## start Supplied data
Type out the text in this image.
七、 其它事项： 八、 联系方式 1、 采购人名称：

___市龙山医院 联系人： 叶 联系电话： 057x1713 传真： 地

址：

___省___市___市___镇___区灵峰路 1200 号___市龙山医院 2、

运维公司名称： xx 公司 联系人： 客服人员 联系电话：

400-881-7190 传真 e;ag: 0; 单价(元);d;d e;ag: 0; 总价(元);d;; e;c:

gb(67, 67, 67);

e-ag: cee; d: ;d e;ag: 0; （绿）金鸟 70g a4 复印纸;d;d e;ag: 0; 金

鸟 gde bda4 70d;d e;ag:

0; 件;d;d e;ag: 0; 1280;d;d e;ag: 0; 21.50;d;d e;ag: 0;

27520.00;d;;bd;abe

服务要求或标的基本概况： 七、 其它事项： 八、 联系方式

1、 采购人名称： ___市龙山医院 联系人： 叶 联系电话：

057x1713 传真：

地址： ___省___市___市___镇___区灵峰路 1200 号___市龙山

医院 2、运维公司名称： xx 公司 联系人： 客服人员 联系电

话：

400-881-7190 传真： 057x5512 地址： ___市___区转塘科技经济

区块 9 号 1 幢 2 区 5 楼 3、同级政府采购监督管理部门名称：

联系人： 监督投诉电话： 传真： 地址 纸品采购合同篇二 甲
## end Supplied data
● Given instruction
State how many lines in the entries above include the word "运维公司名称"; reply with the number alone.

● Complete output
2